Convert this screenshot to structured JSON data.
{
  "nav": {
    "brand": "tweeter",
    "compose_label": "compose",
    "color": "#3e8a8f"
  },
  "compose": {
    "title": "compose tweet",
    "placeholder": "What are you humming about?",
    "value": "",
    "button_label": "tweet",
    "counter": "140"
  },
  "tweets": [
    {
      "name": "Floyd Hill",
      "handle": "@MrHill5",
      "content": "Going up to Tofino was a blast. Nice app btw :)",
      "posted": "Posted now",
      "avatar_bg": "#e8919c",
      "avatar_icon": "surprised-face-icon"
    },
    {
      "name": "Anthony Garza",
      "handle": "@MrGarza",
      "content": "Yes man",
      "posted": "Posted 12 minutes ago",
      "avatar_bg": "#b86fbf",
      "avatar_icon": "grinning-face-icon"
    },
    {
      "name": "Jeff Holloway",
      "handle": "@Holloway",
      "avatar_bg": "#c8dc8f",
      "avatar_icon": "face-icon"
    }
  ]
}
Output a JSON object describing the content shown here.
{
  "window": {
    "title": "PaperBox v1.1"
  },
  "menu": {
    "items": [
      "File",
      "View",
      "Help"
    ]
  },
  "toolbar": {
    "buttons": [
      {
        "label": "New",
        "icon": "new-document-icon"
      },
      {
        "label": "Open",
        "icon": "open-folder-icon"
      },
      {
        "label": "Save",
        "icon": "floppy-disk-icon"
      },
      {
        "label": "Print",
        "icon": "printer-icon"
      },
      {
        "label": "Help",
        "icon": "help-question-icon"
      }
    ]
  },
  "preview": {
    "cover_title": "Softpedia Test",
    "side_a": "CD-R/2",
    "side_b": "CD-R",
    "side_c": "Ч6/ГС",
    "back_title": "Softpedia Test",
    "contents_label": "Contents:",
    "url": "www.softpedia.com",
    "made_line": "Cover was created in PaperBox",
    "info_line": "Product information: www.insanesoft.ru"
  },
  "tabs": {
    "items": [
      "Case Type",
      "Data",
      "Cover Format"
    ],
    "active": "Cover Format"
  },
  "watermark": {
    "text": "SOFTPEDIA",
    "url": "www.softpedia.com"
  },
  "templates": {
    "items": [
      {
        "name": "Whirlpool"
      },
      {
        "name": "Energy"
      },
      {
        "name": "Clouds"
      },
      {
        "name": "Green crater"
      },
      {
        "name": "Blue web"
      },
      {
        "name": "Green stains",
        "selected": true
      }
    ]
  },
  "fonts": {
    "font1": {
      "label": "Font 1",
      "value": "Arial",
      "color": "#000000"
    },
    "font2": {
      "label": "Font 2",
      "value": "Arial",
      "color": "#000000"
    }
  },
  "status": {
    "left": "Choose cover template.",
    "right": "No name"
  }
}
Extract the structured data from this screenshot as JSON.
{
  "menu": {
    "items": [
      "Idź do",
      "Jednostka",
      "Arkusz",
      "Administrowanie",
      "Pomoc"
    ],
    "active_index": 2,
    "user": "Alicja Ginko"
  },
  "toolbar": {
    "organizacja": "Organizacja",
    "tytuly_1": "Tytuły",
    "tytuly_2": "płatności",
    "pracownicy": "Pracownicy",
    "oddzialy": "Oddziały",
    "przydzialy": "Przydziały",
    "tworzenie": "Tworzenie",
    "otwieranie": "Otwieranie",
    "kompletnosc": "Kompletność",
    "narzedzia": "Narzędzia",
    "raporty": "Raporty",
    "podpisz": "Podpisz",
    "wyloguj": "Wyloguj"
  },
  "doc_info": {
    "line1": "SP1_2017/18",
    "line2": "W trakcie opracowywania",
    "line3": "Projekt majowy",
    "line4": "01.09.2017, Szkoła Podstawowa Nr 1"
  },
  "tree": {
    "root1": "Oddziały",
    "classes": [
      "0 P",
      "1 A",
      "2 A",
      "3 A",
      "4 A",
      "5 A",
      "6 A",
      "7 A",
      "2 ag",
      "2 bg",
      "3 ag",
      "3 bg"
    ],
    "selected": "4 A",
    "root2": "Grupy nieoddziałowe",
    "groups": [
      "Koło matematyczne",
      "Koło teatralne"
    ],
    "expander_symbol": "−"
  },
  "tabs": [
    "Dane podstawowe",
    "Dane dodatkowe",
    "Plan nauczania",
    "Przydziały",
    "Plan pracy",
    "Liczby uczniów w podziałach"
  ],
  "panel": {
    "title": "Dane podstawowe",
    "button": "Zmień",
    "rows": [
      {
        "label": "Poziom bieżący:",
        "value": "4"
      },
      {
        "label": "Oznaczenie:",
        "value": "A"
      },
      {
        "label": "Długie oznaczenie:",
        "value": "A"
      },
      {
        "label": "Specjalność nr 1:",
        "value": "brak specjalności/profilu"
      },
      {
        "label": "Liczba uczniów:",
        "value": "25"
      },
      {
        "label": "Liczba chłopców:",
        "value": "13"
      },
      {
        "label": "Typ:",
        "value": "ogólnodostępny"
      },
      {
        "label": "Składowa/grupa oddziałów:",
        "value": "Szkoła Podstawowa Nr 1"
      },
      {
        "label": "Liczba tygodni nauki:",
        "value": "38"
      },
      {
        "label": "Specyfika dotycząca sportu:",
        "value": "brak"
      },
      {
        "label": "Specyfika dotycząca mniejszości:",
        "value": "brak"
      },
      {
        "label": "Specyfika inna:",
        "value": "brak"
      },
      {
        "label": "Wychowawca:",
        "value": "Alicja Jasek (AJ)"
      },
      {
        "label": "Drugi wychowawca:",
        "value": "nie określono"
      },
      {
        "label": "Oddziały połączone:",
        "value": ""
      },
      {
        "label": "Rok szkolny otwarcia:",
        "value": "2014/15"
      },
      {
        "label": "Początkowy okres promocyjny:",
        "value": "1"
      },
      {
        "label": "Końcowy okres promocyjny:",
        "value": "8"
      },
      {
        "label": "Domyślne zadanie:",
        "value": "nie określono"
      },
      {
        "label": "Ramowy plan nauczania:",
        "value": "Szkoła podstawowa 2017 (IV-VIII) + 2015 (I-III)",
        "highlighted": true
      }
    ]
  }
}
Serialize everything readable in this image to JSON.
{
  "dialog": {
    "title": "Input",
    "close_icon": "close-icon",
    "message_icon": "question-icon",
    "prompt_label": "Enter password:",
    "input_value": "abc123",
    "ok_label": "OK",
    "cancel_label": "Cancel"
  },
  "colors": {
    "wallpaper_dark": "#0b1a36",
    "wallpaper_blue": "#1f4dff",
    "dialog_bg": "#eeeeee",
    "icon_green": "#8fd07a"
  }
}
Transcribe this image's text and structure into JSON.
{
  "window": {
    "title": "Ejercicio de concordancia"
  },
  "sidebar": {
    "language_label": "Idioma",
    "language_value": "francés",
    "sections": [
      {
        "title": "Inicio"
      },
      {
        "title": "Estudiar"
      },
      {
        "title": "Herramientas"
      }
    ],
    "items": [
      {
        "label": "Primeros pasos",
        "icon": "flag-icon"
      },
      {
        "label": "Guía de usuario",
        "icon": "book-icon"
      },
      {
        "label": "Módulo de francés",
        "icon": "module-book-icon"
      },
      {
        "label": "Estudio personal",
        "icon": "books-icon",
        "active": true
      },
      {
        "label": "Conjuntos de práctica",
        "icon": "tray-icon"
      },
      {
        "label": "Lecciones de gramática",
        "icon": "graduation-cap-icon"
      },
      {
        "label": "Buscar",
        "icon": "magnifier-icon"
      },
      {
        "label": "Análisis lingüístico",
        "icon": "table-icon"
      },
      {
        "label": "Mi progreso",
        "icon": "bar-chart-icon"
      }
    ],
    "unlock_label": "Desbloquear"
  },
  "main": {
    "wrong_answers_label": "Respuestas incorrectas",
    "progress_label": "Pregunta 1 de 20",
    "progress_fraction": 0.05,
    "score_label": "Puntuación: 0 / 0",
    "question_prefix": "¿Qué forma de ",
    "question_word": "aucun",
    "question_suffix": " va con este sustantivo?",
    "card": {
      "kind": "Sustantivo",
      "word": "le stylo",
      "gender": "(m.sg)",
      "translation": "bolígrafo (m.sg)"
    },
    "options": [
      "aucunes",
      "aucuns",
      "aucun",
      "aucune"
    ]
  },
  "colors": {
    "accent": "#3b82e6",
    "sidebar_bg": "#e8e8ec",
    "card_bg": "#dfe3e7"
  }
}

━━━━━━━━━━━━━━━━━━━━

## [SHORT TASK]
Identify and copy the lines holding the word "francés".

## [ANSWER TO THE PROBLEM]
    "language_value": "francés",
        "label": "Módulo de francés",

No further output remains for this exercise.